# Start of Provided data

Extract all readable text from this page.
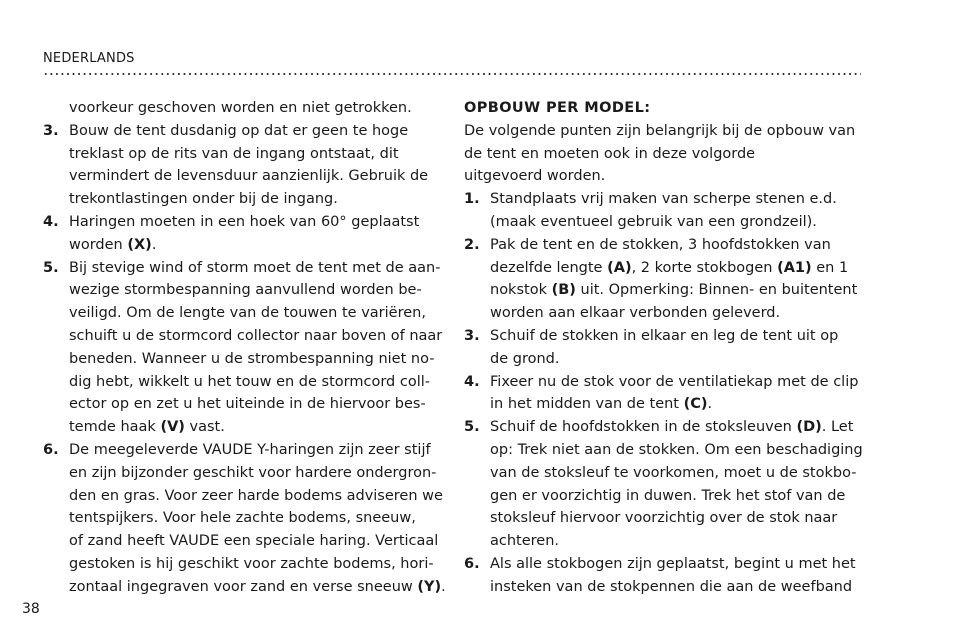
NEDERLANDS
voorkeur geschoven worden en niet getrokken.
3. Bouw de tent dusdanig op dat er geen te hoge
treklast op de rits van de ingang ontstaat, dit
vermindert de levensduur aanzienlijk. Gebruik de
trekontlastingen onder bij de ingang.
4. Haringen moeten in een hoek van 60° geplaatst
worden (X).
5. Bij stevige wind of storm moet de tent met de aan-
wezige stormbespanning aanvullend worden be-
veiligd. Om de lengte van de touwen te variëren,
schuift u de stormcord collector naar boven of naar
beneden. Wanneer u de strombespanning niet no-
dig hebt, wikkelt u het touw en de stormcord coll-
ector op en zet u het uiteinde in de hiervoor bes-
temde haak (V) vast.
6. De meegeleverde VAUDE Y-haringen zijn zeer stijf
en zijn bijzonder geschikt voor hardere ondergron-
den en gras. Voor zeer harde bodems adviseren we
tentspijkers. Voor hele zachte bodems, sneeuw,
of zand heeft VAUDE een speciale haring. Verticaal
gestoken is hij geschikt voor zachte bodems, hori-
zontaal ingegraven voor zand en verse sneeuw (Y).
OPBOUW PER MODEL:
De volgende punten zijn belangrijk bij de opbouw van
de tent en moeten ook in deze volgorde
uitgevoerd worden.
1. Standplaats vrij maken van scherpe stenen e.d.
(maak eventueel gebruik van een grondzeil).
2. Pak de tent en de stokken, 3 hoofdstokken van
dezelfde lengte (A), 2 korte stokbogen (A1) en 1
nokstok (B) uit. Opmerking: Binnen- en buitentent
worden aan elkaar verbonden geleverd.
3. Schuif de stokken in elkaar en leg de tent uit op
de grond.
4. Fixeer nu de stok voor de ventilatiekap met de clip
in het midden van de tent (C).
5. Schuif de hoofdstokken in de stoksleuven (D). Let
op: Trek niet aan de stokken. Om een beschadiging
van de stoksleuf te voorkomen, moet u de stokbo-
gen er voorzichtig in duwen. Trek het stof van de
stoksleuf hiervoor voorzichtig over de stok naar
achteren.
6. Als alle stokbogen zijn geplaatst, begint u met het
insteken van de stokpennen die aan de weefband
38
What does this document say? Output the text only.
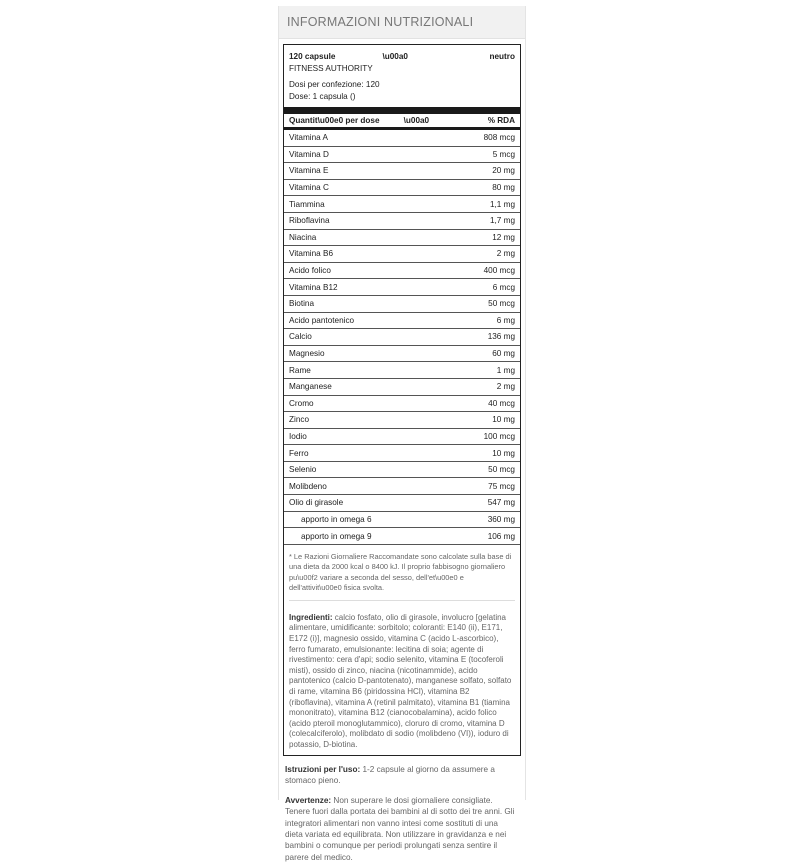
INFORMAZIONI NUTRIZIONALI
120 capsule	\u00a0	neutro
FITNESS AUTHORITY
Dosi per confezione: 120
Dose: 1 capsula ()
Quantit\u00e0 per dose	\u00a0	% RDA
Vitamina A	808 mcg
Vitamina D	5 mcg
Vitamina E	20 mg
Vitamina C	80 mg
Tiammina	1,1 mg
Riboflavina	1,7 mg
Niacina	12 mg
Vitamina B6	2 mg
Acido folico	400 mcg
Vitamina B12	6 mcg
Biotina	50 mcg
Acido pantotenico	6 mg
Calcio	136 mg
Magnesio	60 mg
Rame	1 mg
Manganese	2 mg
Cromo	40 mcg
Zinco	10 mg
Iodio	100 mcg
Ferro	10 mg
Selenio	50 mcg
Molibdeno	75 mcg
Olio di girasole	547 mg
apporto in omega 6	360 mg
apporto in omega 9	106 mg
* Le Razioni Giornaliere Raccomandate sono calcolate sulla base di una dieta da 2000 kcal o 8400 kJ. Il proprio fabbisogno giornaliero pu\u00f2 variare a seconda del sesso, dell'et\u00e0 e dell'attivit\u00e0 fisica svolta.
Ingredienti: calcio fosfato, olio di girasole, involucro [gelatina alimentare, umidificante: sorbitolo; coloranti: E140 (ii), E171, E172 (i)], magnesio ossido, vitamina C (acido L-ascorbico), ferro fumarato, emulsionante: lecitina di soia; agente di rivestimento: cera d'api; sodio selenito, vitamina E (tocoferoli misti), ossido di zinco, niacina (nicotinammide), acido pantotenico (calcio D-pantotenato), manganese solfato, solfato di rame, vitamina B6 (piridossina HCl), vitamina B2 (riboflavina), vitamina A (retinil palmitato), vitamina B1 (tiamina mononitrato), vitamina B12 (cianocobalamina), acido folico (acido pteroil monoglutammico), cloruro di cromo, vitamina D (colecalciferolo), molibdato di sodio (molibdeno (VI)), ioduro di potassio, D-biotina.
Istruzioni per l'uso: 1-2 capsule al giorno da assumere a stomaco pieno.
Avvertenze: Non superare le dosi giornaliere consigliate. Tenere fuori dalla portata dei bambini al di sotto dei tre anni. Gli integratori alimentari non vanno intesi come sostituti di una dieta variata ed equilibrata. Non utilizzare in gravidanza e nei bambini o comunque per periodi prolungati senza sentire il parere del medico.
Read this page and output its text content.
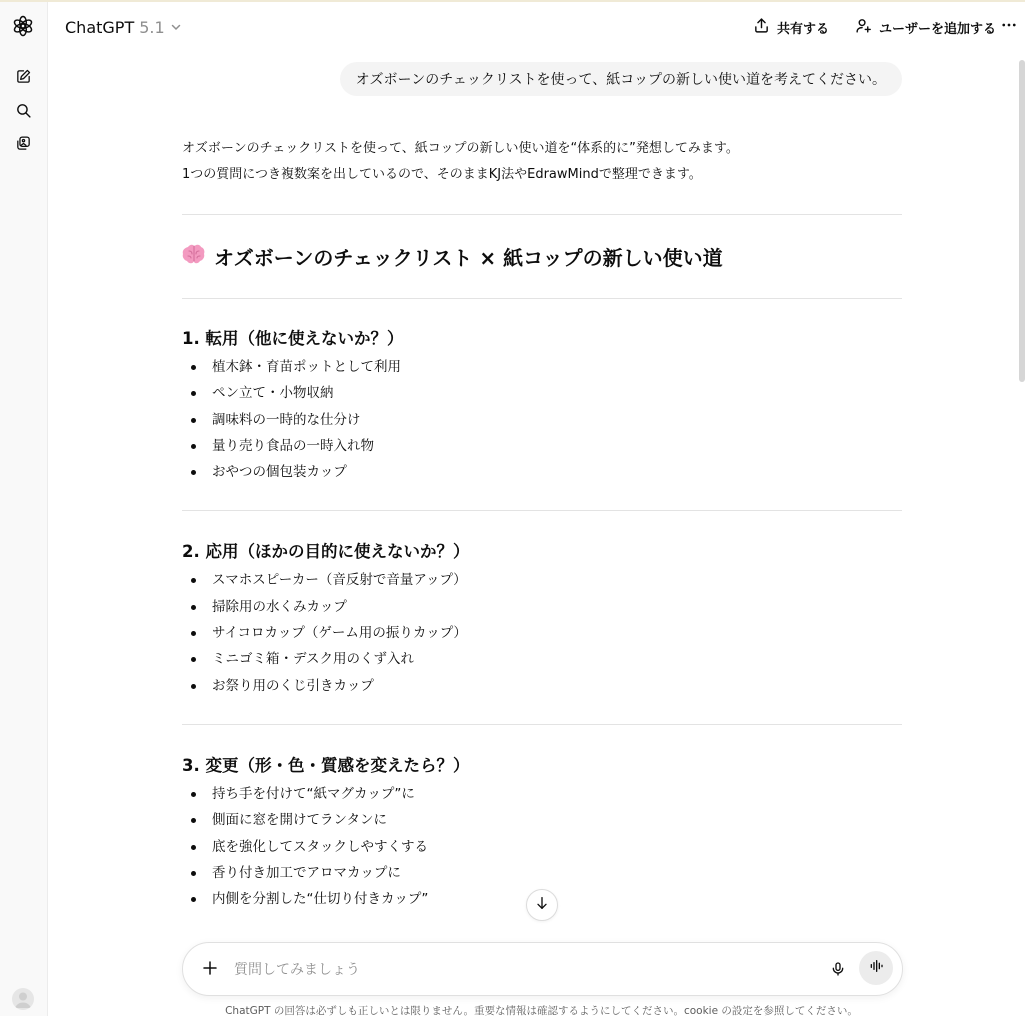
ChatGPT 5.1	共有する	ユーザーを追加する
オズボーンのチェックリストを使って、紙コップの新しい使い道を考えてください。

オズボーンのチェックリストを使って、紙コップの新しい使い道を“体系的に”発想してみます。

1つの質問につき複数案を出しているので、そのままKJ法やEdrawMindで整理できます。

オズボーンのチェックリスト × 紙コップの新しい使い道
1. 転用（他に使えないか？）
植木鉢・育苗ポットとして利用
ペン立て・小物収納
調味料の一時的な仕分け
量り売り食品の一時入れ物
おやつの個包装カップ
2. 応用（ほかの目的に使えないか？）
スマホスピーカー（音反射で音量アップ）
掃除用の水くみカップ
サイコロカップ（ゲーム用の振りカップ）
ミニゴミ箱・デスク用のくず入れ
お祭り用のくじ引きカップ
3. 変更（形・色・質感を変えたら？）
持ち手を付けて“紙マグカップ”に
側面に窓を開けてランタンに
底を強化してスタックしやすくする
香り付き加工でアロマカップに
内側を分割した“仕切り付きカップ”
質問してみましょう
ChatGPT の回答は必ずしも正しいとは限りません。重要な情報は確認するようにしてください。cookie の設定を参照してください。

# End of Provided data

◆ What is expected
Tally the lines of the material above that contain the word "this" and report the total alone.

◆ Full solution
3